Stored dataset items
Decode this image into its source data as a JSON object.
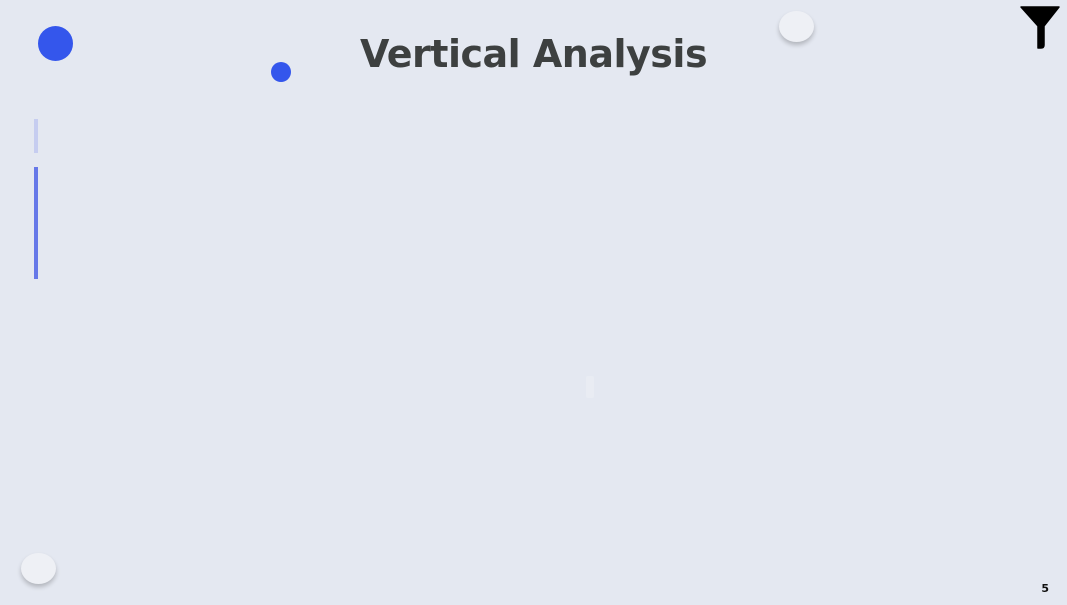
{
  "slide": {
    "title": "Vertical Analysis",
    "page_number": "5"
  },
  "icons": {
    "filter": "filter-icon"
  },
  "colors": {
    "background": "#e4e8f1",
    "accent_blue": "#3456ec",
    "accent_bar_light": "#c6cdf0",
    "accent_bar_dark": "#6678e8",
    "title_text": "#3d4040"
  }
}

EXERCISE TASK
Make an exact copy of the records shown above, without the pictures.

SOLUTION FOR THIS PROBLEM
Decode this image into its source data as a JSON object.
{
  "slide": {
    "title": "Vertical Analysis",
    "page_number": "5"
  },
  "icons": {
    "filter": "filter-icon"
  },
  "colors": {
    "background": "#e4e8f1",
    "accent_blue": "#3456ec",
    "accent_bar_light": "#c6cdf0",
    "accent_bar_dark": "#6678e8",
    "title_text": "#3d4040"
  }
}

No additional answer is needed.